## WHAT IS ASKED
Can you print every record below exactly as written?
:: RECORDS SUPPLIED
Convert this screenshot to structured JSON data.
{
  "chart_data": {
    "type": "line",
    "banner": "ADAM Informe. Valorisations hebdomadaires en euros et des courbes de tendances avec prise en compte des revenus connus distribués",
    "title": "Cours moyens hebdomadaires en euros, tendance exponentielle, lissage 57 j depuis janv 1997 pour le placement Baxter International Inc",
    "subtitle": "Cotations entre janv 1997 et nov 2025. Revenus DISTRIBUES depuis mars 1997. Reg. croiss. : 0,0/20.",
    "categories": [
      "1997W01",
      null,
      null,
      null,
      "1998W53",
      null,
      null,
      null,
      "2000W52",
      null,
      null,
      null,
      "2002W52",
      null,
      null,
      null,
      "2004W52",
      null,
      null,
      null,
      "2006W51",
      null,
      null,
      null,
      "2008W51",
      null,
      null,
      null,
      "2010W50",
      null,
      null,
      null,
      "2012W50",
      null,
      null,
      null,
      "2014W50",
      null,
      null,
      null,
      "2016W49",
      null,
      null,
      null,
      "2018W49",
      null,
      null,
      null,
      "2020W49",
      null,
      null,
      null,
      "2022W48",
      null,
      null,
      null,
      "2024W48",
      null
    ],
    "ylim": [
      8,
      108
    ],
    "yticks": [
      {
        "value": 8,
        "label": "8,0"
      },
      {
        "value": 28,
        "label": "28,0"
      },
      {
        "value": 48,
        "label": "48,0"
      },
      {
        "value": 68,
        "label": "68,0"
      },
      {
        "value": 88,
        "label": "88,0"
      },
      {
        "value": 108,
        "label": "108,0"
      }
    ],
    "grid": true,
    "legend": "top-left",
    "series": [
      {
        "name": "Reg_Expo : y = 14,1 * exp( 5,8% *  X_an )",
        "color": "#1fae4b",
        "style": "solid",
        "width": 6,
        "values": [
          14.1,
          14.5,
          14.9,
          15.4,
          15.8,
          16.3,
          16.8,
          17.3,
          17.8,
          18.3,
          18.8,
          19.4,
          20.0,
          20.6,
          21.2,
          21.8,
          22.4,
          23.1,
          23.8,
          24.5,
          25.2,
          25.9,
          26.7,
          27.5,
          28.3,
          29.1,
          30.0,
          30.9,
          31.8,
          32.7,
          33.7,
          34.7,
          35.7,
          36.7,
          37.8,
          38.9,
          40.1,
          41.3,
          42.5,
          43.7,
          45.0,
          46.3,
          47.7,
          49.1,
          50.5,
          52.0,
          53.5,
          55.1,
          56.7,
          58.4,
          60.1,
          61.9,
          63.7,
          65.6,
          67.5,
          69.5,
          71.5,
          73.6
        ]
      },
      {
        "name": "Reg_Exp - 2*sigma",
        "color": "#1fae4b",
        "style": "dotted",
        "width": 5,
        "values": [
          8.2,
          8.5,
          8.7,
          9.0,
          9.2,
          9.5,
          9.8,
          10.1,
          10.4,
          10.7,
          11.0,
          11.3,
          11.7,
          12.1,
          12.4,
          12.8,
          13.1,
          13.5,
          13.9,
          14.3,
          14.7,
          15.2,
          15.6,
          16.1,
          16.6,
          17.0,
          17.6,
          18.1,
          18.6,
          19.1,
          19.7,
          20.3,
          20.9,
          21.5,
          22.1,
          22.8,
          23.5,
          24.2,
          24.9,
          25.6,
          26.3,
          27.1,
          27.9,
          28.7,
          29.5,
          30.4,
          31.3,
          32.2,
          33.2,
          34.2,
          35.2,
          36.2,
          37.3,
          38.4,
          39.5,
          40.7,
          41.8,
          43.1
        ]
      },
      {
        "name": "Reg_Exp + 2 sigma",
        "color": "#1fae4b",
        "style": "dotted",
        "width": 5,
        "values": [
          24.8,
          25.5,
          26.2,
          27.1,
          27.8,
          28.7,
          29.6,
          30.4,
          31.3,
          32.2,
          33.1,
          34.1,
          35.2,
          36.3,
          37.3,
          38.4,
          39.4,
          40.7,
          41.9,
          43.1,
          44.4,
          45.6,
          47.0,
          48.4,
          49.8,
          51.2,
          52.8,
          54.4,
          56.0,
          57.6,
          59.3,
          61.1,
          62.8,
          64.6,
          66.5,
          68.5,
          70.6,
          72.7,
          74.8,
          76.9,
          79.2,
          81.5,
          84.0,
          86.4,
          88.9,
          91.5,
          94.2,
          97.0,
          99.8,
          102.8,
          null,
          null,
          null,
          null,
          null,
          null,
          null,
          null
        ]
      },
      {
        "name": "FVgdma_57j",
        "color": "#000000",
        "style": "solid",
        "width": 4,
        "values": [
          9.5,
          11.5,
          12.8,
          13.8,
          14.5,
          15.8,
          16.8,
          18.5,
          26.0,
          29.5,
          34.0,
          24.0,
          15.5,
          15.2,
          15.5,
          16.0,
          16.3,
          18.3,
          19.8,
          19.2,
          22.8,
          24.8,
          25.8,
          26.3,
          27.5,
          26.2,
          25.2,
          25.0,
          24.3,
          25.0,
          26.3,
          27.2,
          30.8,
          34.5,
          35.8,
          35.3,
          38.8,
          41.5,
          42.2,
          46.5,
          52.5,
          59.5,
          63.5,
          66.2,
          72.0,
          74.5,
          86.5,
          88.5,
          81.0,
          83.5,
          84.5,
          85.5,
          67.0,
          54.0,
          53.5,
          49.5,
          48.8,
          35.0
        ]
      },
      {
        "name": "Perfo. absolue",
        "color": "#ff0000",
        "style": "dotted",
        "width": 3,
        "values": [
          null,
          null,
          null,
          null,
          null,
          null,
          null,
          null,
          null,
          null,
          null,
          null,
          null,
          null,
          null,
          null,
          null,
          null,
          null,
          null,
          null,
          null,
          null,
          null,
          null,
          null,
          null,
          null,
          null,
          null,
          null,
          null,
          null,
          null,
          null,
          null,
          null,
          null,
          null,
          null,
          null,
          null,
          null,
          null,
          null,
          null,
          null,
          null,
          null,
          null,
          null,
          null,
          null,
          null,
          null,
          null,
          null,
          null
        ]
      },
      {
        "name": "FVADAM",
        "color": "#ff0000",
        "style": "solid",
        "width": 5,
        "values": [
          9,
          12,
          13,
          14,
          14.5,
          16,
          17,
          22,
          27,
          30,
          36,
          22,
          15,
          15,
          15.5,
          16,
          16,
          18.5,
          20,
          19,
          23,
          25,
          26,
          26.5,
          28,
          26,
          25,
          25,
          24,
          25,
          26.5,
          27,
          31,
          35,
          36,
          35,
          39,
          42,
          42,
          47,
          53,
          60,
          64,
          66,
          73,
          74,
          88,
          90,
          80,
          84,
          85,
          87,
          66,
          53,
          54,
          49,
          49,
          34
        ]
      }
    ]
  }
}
::::
## COMPLETE ANSWER
Convert this screenshot to structured JSON data.
{
  "chart_data": {
    "type": "line",
    "banner": "ADAM Informe. Valorisations hebdomadaires en euros et des courbes de tendances avec prise en compte des revenus connus distribués",
    "title": "Cours moyens hebdomadaires en euros, tendance exponentielle, lissage 57 j depuis janv 1997 pour le placement Baxter International Inc",
    "subtitle": "Cotations entre janv 1997 et nov 2025. Revenus DISTRIBUES depuis mars 1997. Reg. croiss. : 0,0/20.",
    "categories": [
      "1997W01",
      null,
      null,
      null,
      "1998W53",
      null,
      null,
      null,
      "2000W52",
      null,
      null,
      null,
      "2002W52",
      null,
      null,
      null,
      "2004W52",
      null,
      null,
      null,
      "2006W51",
      null,
      null,
      null,
      "2008W51",
      null,
      null,
      null,
      "2010W50",
      null,
      null,
      null,
      "2012W50",
      null,
      null,
      null,
      "2014W50",
      null,
      null,
      null,
      "2016W49",
      null,
      null,
      null,
      "2018W49",
      null,
      null,
      null,
      "2020W49",
      null,
      null,
      null,
      "2022W48",
      null,
      null,
      null,
      "2024W48",
      null
    ],
    "ylim": [
      8,
      108
    ],
    "yticks": [
      {
        "value": 8,
        "label": "8,0"
      },
      {
        "value": 28,
        "label": "28,0"
      },
      {
        "value": 48,
        "label": "48,0"
      },
      {
        "value": 68,
        "label": "68,0"
      },
      {
        "value": 88,
        "label": "88,0"
      },
      {
        "value": 108,
        "label": "108,0"
      }
    ],
    "grid": true,
    "legend": "top-left",
    "series": [
      {
        "name": "Reg_Expo : y = 14,1 * exp( 5,8% *  X_an )",
        "color": "#1fae4b",
        "style": "solid",
        "width": 6,
        "values": [
          14.1,
          14.5,
          14.9,
          15.4,
          15.8,
          16.3,
          16.8,
          17.3,
          17.8,
          18.3,
          18.8,
          19.4,
          20.0,
          20.6,
          21.2,
          21.8,
          22.4,
          23.1,
          23.8,
          24.5,
          25.2,
          25.9,
          26.7,
          27.5,
          28.3,
          29.1,
          30.0,
          30.9,
          31.8,
          32.7,
          33.7,
          34.7,
          35.7,
          36.7,
          37.8,
          38.9,
          40.1,
          41.3,
          42.5,
          43.7,
          45.0,
          46.3,
          47.7,
          49.1,
          50.5,
          52.0,
          53.5,
          55.1,
          56.7,
          58.4,
          60.1,
          61.9,
          63.7,
          65.6,
          67.5,
          69.5,
          71.5,
          73.6
        ]
      },
      {
        "name": "Reg_Exp - 2*sigma",
        "color": "#1fae4b",
        "style": "dotted",
        "width": 5,
        "values": [
          8.2,
          8.5,
          8.7,
          9.0,
          9.2,
          9.5,
          9.8,
          10.1,
          10.4,
          10.7,
          11.0,
          11.3,
          11.7,
          12.1,
          12.4,
          12.8,
          13.1,
          13.5,
          13.9,
          14.3,
          14.7,
          15.2,
          15.6,
          16.1,
          16.6,
          17.0,
          17.6,
          18.1,
          18.6,
          19.1,
          19.7,
          20.3,
          20.9,
          21.5,
          22.1,
          22.8,
          23.5,
          24.2,
          24.9,
          25.6,
          26.3,
          27.1,
          27.9,
          28.7,
          29.5,
          30.4,
          31.3,
          32.2,
          33.2,
          34.2,
          35.2,
          36.2,
          37.3,
          38.4,
          39.5,
          40.7,
          41.8,
          43.1
        ]
      },
      {
        "name": "Reg_Exp + 2 sigma",
        "color": "#1fae4b",
        "style": "dotted",
        "width": 5,
        "values": [
          24.8,
          25.5,
          26.2,
          27.1,
          27.8,
          28.7,
          29.6,
          30.4,
          31.3,
          32.2,
          33.1,
          34.1,
          35.2,
          36.3,
          37.3,
          38.4,
          39.4,
          40.7,
          41.9,
          43.1,
          44.4,
          45.6,
          47.0,
          48.4,
          49.8,
          51.2,
          52.8,
          54.4,
          56.0,
          57.6,
          59.3,
          61.1,
          62.8,
          64.6,
          66.5,
          68.5,
          70.6,
          72.7,
          74.8,
          76.9,
          79.2,
          81.5,
          84.0,
          86.4,
          88.9,
          91.5,
          94.2,
          97.0,
          99.8,
          102.8,
          null,
          null,
          null,
          null,
          null,
          null,
          null,
          null
        ]
      },
      {
        "name": "FVgdma_57j",
        "color": "#000000",
        "style": "solid",
        "width": 4,
        "values": [
          9.5,
          11.5,
          12.8,
          13.8,
          14.5,
          15.8,
          16.8,
          18.5,
          26.0,
          29.5,
          34.0,
          24.0,
          15.5,
          15.2,
          15.5,
          16.0,
          16.3,
          18.3,
          19.8,
          19.2,
          22.8,
          24.8,
          25.8,
          26.3,
          27.5,
          26.2,
          25.2,
          25.0,
          24.3,
          25.0,
          26.3,
          27.2,
          30.8,
          34.5,
          35.8,
          35.3,
          38.8,
          41.5,
          42.2,
          46.5,
          52.5,
          59.5,
          63.5,
          66.2,
          72.0,
          74.5,
          86.5,
          88.5,
          81.0,
          83.5,
          84.5,
          85.5,
          67.0,
          54.0,
          53.5,
          49.5,
          48.8,
          35.0
        ]
      },
      {
        "name": "Perfo. absolue",
        "color": "#ff0000",
        "style": "dotted",
        "width": 3,
        "values": [
          null,
          null,
          null,
          null,
          null,
          null,
          null,
          null,
          null,
          null,
          null,
          null,
          null,
          null,
          null,
          null,
          null,
          null,
          null,
          null,
          null,
          null,
          null,
          null,
          null,
          null,
          null,
          null,
          null,
          null,
          null,
          null,
          null,
          null,
          null,
          null,
          null,
          null,
          null,
          null,
          null,
          null,
          null,
          null,
          null,
          null,
          null,
          null,
          null,
          null,
          null,
          null,
          null,
          null,
          null,
          null,
          null,
          null
        ]
      },
      {
        "name": "FVADAM",
        "color": "#ff0000",
        "style": "solid",
        "width": 5,
        "values": [
          9,
          12,
          13,
          14,
          14.5,
          16,
          17,
          22,
          27,
          30,
          36,
          22,
          15,
          15,
          15.5,
          16,
          16,
          18.5,
          20,
          19,
          23,
          25,
          26,
          26.5,
          28,
          26,
          25,
          25,
          24,
          25,
          26.5,
          27,
          31,
          35,
          36,
          35,
          39,
          42,
          42,
          47,
          53,
          60,
          64,
          66,
          73,
          74,
          88,
          90,
          80,
          84,
          85,
          87,
          66,
          53,
          54,
          49,
          49,
          34
        ]
      }
    ]
  }
}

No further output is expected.